Among the lines below, list those containing the string "Developing".

Entries start

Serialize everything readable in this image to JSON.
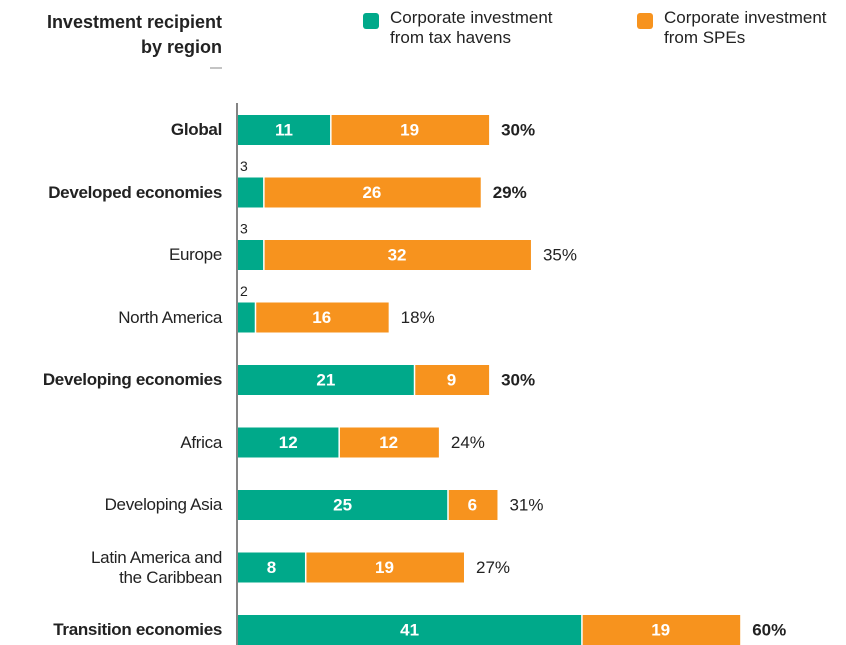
{
  "chart_data": {
    "type": "stacked-bar",
    "title": "Investment recipient\nby region",
    "categories": [
      "Global",
      "Developed economies",
      "Europe",
      "North America",
      "Developing economies",
      "Africa",
      "Developing Asia",
      "Latin America and\nthe Caribbean",
      "Transition economies"
    ],
    "emphasis": [
      true,
      true,
      false,
      false,
      true,
      false,
      false,
      false,
      true
    ],
    "series": [
      {
        "name": "Corporate investment\nfrom tax havens",
        "color": "#00a98a",
        "values": [
          11,
          3,
          3,
          2,
          21,
          12,
          25,
          8,
          41
        ]
      },
      {
        "name": "Corporate investment\nfrom SPEs",
        "color": "#f7931e",
        "values": [
          19,
          26,
          32,
          16,
          9,
          12,
          6,
          19,
          19
        ]
      }
    ],
    "totals": {
      "values": [
        30,
        29,
        35,
        18,
        30,
        24,
        31,
        27,
        60
      ],
      "value_labels": [
        "30%",
        "29%",
        "35%",
        "18%",
        "30%",
        "24%",
        "31%",
        "27%",
        "60%"
      ]
    }
  }
}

Entries end

Written answer ->
      "Developing economies",
      "Developing Asia",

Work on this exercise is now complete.